_Request_
Print the data below line for line and unchanged, leaving out the pictures.

[Box annotation data]
┌────────
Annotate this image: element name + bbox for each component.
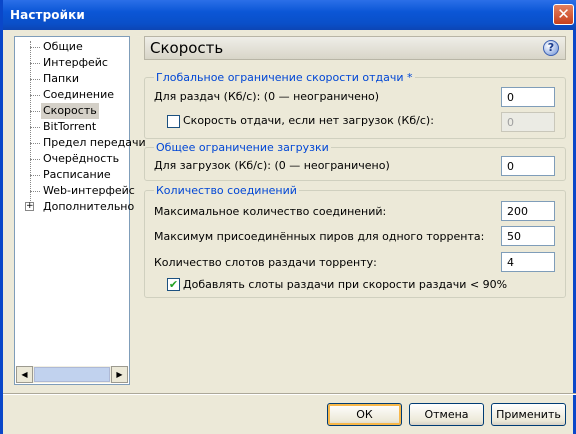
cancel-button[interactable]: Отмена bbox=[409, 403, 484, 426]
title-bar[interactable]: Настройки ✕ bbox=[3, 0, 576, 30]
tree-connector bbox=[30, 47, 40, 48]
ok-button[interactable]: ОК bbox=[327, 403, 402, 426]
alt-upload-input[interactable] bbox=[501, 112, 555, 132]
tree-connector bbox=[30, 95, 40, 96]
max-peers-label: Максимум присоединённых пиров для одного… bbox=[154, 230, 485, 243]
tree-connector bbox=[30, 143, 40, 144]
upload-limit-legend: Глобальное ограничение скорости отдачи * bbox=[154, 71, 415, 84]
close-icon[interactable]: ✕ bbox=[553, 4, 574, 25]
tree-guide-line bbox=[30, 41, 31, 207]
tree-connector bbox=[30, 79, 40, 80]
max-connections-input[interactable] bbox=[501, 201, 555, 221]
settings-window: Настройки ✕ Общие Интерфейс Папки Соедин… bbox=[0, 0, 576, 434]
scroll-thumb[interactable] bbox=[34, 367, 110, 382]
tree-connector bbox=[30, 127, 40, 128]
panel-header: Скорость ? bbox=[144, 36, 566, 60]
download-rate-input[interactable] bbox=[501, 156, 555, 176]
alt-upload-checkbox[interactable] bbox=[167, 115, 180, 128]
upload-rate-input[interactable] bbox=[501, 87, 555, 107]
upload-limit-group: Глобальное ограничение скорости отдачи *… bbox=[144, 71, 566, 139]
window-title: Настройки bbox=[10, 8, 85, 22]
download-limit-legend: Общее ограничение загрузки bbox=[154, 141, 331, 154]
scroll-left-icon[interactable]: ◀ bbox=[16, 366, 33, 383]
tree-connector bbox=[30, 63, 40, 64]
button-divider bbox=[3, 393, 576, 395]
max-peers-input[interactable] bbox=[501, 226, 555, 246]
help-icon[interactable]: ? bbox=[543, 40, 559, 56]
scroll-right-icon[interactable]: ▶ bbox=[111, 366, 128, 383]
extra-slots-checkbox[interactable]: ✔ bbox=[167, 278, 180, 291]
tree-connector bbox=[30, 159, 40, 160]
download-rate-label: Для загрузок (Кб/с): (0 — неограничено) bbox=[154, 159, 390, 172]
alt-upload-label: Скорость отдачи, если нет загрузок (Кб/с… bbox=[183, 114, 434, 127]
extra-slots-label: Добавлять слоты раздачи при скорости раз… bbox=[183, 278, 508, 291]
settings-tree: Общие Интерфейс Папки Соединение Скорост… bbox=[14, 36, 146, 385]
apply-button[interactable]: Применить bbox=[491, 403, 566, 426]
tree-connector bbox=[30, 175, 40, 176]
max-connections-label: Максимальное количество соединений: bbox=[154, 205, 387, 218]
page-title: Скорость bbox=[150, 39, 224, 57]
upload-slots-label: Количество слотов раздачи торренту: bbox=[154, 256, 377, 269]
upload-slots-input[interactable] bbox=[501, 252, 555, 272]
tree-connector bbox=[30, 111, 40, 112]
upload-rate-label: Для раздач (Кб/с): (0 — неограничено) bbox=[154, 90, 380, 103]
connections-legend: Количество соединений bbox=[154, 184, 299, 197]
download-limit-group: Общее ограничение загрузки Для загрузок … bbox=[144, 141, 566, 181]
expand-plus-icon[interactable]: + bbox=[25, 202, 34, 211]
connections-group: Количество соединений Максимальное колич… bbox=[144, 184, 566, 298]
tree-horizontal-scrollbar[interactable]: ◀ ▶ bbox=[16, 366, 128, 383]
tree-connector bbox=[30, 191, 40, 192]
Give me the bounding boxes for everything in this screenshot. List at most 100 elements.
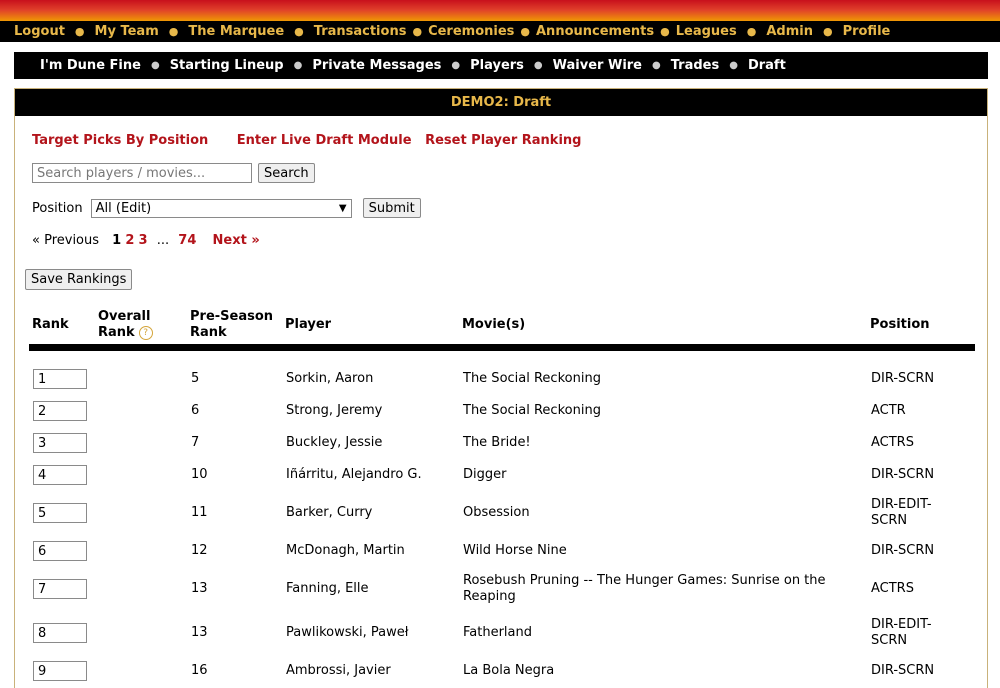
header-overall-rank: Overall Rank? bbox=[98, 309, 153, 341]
└────────
_Response for this exercise_
Annotate this image: element name + bbox for each component.
cancel-button[interactable]: Отмена bbox=[409, 403, 484, 426]
title-bar[interactable]: Настройки ✕ bbox=[3, 0, 576, 30]
tree-connector bbox=[30, 47, 40, 48]
ok-button[interactable]: ОК bbox=[327, 403, 402, 426]
alt-upload-input[interactable] bbox=[501, 112, 555, 132]
tree-connector bbox=[30, 95, 40, 96]
max-peers-label: Максимум присоединённых пиров для одного… bbox=[154, 230, 485, 243]
tree-connector bbox=[30, 143, 40, 144]
upload-limit-legend: Глобальное ограничение скорости отдачи * bbox=[154, 71, 415, 84]
close-icon[interactable]: ✕ bbox=[553, 4, 574, 25]
tree-guide-line bbox=[30, 41, 31, 207]
tree-connector bbox=[30, 79, 40, 80]
max-connections-input[interactable] bbox=[501, 201, 555, 221]
settings-window: Настройки ✕ Общие Интерфейс Папки Соедин… bbox=[0, 0, 576, 434]
scroll-thumb[interactable] bbox=[34, 367, 110, 382]
tree-connector bbox=[30, 127, 40, 128]
panel-header: Скорость ? bbox=[144, 36, 566, 60]
download-rate-input[interactable] bbox=[501, 156, 555, 176]
alt-upload-checkbox[interactable] bbox=[167, 115, 180, 128]
upload-rate-input[interactable] bbox=[501, 87, 555, 107]
upload-limit-group: Глобальное ограничение скорости отдачи *… bbox=[144, 71, 566, 139]
window-title: Настройки bbox=[10, 8, 85, 22]
download-limit-legend: Общее ограничение загрузки bbox=[154, 141, 331, 154]
scroll-left-icon[interactable]: ◀ bbox=[16, 366, 33, 383]
tree-connector bbox=[30, 63, 40, 64]
button-divider bbox=[3, 393, 576, 395]
max-peers-input[interactable] bbox=[501, 226, 555, 246]
help-icon[interactable]: ? bbox=[543, 40, 559, 56]
scroll-right-icon[interactable]: ▶ bbox=[111, 366, 128, 383]
extra-slots-checkbox[interactable]: ✔ bbox=[167, 278, 180, 291]
tree-connector bbox=[30, 159, 40, 160]
download-rate-label: Для загрузок (Кб/с): (0 — неограничено) bbox=[154, 159, 390, 172]
alt-upload-label: Скорость отдачи, если нет загрузок (Кб/с… bbox=[183, 114, 434, 127]
extra-slots-label: Добавлять слоты раздачи при скорости раз… bbox=[183, 278, 508, 291]
settings-tree: Общие Интерфейс Папки Соединение Скорост… bbox=[14, 36, 146, 385]
apply-button[interactable]: Применить bbox=[491, 403, 566, 426]
tree-connector bbox=[30, 175, 40, 176]
max-connections-label: Максимальное количество соединений: bbox=[154, 205, 387, 218]
page-title: Скорость bbox=[150, 39, 224, 57]
upload-slots-label: Количество слотов раздачи торренту: bbox=[154, 256, 377, 269]
upload-slots-input[interactable] bbox=[501, 252, 555, 272]
tree-connector bbox=[30, 111, 40, 112]
upload-rate-label: Для раздач (Кб/с): (0 — неограничено) bbox=[154, 90, 380, 103]
connections-legend: Количество соединений bbox=[154, 184, 299, 197]
download-limit-group: Общее ограничение загрузки Для загрузок … bbox=[144, 141, 566, 181]
expand-plus-icon[interactable]: + bbox=[25, 202, 34, 211]
connections-group: Количество соединений Максимальное колич… bbox=[144, 184, 566, 298]
tree-horizontal-scrollbar[interactable]: ◀ ▶ bbox=[16, 366, 128, 383]
tree-connector bbox=[30, 191, 40, 192]
Give me the bounding boxes for everything in this screenshot. List at most 100 elements.
header-overall-rank: Overall Rank? bbox=[98, 309, 153, 341]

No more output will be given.